What you should do » Print all entries precisely as they are written.

Task material »
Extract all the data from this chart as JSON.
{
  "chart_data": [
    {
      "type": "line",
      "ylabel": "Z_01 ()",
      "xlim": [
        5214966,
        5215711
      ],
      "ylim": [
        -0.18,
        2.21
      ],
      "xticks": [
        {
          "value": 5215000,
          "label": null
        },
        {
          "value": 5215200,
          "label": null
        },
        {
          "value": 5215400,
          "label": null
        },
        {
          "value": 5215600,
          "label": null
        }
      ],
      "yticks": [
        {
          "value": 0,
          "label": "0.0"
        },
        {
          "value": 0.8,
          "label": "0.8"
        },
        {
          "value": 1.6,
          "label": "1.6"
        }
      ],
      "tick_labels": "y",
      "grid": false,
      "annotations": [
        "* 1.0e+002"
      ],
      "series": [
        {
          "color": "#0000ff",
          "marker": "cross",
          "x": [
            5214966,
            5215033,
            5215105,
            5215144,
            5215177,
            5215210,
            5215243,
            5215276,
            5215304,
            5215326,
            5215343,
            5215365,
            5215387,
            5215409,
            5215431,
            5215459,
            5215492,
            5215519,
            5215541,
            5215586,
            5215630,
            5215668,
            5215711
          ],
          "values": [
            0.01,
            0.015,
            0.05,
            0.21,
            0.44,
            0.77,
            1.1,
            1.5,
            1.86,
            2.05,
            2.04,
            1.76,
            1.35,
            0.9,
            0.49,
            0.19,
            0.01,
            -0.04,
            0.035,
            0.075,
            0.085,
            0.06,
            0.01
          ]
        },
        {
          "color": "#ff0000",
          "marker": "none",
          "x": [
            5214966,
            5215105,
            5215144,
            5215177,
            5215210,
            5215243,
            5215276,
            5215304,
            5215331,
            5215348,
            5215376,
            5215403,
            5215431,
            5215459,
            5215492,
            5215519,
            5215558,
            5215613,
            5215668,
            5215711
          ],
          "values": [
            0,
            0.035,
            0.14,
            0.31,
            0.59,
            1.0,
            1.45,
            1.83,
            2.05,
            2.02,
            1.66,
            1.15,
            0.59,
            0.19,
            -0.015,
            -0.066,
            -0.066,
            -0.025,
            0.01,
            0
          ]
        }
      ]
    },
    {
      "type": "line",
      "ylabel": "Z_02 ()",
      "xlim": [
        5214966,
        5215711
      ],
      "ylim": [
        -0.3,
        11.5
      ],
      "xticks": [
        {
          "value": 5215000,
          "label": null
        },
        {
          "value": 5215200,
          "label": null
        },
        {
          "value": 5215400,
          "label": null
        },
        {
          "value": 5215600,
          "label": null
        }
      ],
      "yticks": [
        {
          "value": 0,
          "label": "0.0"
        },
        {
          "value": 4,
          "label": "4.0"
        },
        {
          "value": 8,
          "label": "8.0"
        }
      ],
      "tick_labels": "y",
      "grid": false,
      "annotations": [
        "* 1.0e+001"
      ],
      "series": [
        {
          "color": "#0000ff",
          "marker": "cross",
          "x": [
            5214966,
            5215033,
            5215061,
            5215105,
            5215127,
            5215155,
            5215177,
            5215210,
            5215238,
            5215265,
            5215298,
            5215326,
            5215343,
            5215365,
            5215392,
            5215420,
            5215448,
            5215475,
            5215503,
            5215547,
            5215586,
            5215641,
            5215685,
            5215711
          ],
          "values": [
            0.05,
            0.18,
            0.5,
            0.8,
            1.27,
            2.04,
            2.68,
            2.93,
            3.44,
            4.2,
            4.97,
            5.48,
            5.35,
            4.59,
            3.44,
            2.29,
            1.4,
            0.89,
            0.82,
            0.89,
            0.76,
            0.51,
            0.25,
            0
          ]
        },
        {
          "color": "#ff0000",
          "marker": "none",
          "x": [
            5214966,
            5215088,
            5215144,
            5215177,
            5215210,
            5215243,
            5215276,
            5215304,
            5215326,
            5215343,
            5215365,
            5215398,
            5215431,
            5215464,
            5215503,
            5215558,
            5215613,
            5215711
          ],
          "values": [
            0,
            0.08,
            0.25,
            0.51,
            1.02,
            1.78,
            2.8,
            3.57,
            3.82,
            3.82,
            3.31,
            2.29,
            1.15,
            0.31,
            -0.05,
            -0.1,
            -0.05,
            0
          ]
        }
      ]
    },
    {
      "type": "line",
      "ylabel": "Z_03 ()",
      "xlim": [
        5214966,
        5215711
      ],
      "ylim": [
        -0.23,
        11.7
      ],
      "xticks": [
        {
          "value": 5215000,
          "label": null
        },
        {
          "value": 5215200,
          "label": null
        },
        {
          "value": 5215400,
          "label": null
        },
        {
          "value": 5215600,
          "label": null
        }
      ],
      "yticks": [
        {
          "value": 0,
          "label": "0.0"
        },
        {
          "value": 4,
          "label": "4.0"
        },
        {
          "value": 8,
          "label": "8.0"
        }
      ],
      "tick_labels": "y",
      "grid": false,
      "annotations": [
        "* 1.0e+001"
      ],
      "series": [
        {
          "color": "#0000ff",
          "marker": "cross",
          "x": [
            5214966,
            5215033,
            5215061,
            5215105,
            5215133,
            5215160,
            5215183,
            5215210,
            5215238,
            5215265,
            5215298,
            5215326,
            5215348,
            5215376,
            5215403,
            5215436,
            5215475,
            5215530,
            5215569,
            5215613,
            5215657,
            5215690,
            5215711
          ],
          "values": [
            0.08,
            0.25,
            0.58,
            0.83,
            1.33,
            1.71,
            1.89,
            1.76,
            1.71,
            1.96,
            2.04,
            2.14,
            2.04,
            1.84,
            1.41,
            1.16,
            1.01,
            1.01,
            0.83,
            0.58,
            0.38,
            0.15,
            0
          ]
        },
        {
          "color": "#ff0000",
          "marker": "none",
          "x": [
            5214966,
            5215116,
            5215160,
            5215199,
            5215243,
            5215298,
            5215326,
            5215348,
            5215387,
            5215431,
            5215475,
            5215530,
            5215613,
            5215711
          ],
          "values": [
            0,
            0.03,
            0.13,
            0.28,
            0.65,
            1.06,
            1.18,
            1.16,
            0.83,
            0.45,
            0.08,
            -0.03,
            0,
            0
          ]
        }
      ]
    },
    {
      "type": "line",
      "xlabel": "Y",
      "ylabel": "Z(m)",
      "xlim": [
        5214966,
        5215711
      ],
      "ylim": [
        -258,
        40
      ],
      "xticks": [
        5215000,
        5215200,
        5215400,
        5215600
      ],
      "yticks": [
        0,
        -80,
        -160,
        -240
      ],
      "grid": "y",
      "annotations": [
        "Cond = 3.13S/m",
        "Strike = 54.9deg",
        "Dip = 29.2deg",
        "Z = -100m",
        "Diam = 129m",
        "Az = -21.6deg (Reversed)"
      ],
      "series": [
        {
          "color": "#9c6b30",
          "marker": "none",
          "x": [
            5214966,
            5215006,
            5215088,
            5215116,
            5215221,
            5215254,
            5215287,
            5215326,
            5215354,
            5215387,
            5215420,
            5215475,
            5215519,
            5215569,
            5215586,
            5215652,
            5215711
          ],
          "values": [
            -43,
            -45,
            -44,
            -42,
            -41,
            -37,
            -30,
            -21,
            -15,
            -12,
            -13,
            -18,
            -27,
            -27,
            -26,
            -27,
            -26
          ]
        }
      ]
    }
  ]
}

Output for this exercise »
Extract all the data from this chart as JSON.
{
  "chart_data": [
    {
      "type": "line",
      "ylabel": "Z_01 ()",
      "xlim": [
        5214966,
        5215711
      ],
      "ylim": [
        -0.18,
        2.21
      ],
      "xticks": [
        {
          "value": 5215000,
          "label": null
        },
        {
          "value": 5215200,
          "label": null
        },
        {
          "value": 5215400,
          "label": null
        },
        {
          "value": 5215600,
          "label": null
        }
      ],
      "yticks": [
        {
          "value": 0,
          "label": "0.0"
        },
        {
          "value": 0.8,
          "label": "0.8"
        },
        {
          "value": 1.6,
          "label": "1.6"
        }
      ],
      "tick_labels": "y",
      "grid": false,
      "annotations": [
        "* 1.0e+002"
      ],
      "series": [
        {
          "color": "#0000ff",
          "marker": "cross",
          "x": [
            5214966,
            5215033,
            5215105,
            5215144,
            5215177,
            5215210,
            5215243,
            5215276,
            5215304,
            5215326,
            5215343,
            5215365,
            5215387,
            5215409,
            5215431,
            5215459,
            5215492,
            5215519,
            5215541,
            5215586,
            5215630,
            5215668,
            5215711
          ],
          "values": [
            0.01,
            0.015,
            0.05,
            0.21,
            0.44,
            0.77,
            1.1,
            1.5,
            1.86,
            2.05,
            2.04,
            1.76,
            1.35,
            0.9,
            0.49,
            0.19,
            0.01,
            -0.04,
            0.035,
            0.075,
            0.085,
            0.06,
            0.01
          ]
        },
        {
          "color": "#ff0000",
          "marker": "none",
          "x": [
            5214966,
            5215105,
            5215144,
            5215177,
            5215210,
            5215243,
            5215276,
            5215304,
            5215331,
            5215348,
            5215376,
            5215403,
            5215431,
            5215459,
            5215492,
            5215519,
            5215558,
            5215613,
            5215668,
            5215711
          ],
          "values": [
            0,
            0.035,
            0.14,
            0.31,
            0.59,
            1.0,
            1.45,
            1.83,
            2.05,
            2.02,
            1.66,
            1.15,
            0.59,
            0.19,
            -0.015,
            -0.066,
            -0.066,
            -0.025,
            0.01,
            0
          ]
        }
      ]
    },
    {
      "type": "line",
      "ylabel": "Z_02 ()",
      "xlim": [
        5214966,
        5215711
      ],
      "ylim": [
        -0.3,
        11.5
      ],
      "xticks": [
        {
          "value": 5215000,
          "label": null
        },
        {
          "value": 5215200,
          "label": null
        },
        {
          "value": 5215400,
          "label": null
        },
        {
          "value": 5215600,
          "label": null
        }
      ],
      "yticks": [
        {
          "value": 0,
          "label": "0.0"
        },
        {
          "value": 4,
          "label": "4.0"
        },
        {
          "value": 8,
          "label": "8.0"
        }
      ],
      "tick_labels": "y",
      "grid": false,
      "annotations": [
        "* 1.0e+001"
      ],
      "series": [
        {
          "color": "#0000ff",
          "marker": "cross",
          "x": [
            5214966,
            5215033,
            5215061,
            5215105,
            5215127,
            5215155,
            5215177,
            5215210,
            5215238,
            5215265,
            5215298,
            5215326,
            5215343,
            5215365,
            5215392,
            5215420,
            5215448,
            5215475,
            5215503,
            5215547,
            5215586,
            5215641,
            5215685,
            5215711
          ],
          "values": [
            0.05,
            0.18,
            0.5,
            0.8,
            1.27,
            2.04,
            2.68,
            2.93,
            3.44,
            4.2,
            4.97,
            5.48,
            5.35,
            4.59,
            3.44,
            2.29,
            1.4,
            0.89,
            0.82,
            0.89,
            0.76,
            0.51,
            0.25,
            0
          ]
        },
        {
          "color": "#ff0000",
          "marker": "none",
          "x": [
            5214966,
            5215088,
            5215144,
            5215177,
            5215210,
            5215243,
            5215276,
            5215304,
            5215326,
            5215343,
            5215365,
            5215398,
            5215431,
            5215464,
            5215503,
            5215558,
            5215613,
            5215711
          ],
          "values": [
            0,
            0.08,
            0.25,
            0.51,
            1.02,
            1.78,
            2.8,
            3.57,
            3.82,
            3.82,
            3.31,
            2.29,
            1.15,
            0.31,
            -0.05,
            -0.1,
            -0.05,
            0
          ]
        }
      ]
    },
    {
      "type": "line",
      "ylabel": "Z_03 ()",
      "xlim": [
        5214966,
        5215711
      ],
      "ylim": [
        -0.23,
        11.7
      ],
      "xticks": [
        {
          "value": 5215000,
          "label": null
        },
        {
          "value": 5215200,
          "label": null
        },
        {
          "value": 5215400,
          "label": null
        },
        {
          "value": 5215600,
          "label": null
        }
      ],
      "yticks": [
        {
          "value": 0,
          "label": "0.0"
        },
        {
          "value": 4,
          "label": "4.0"
        },
        {
          "value": 8,
          "label": "8.0"
        }
      ],
      "tick_labels": "y",
      "grid": false,
      "annotations": [
        "* 1.0e+001"
      ],
      "series": [
        {
          "color": "#0000ff",
          "marker": "cross",
          "x": [
            5214966,
            5215033,
            5215061,
            5215105,
            5215133,
            5215160,
            5215183,
            5215210,
            5215238,
            5215265,
            5215298,
            5215326,
            5215348,
            5215376,
            5215403,
            5215436,
            5215475,
            5215530,
            5215569,
            5215613,
            5215657,
            5215690,
            5215711
          ],
          "values": [
            0.08,
            0.25,
            0.58,
            0.83,
            1.33,
            1.71,
            1.89,
            1.76,
            1.71,
            1.96,
            2.04,
            2.14,
            2.04,
            1.84,
            1.41,
            1.16,
            1.01,
            1.01,
            0.83,
            0.58,
            0.38,
            0.15,
            0
          ]
        },
        {
          "color": "#ff0000",
          "marker": "none",
          "x": [
            5214966,
            5215116,
            5215160,
            5215199,
            5215243,
            5215298,
            5215326,
            5215348,
            5215387,
            5215431,
            5215475,
            5215530,
            5215613,
            5215711
          ],
          "values": [
            0,
            0.03,
            0.13,
            0.28,
            0.65,
            1.06,
            1.18,
            1.16,
            0.83,
            0.45,
            0.08,
            -0.03,
            0,
            0
          ]
        }
      ]
    },
    {
      "type": "line",
      "xlabel": "Y",
      "ylabel": "Z(m)",
      "xlim": [
        5214966,
        5215711
      ],
      "ylim": [
        -258,
        40
      ],
      "xticks": [
        5215000,
        5215200,
        5215400,
        5215600
      ],
      "yticks": [
        0,
        -80,
        -160,
        -240
      ],
      "grid": "y",
      "annotations": [
        "Cond = 3.13S/m",
        "Strike = 54.9deg",
        "Dip = 29.2deg",
        "Z = -100m",
        "Diam = 129m",
        "Az = -21.6deg (Reversed)"
      ],
      "series": [
        {
          "color": "#9c6b30",
          "marker": "none",
          "x": [
            5214966,
            5215006,
            5215088,
            5215116,
            5215221,
            5215254,
            5215287,
            5215326,
            5215354,
            5215387,
            5215420,
            5215475,
            5215519,
            5215569,
            5215586,
            5215652,
            5215711
          ],
          "values": [
            -43,
            -45,
            -44,
            -42,
            -41,
            -37,
            -30,
            -21,
            -15,
            -12,
            -13,
            -18,
            -27,
            -27,
            -26,
            -27,
            -26
          ]
        }
      ]
    }
  ]
}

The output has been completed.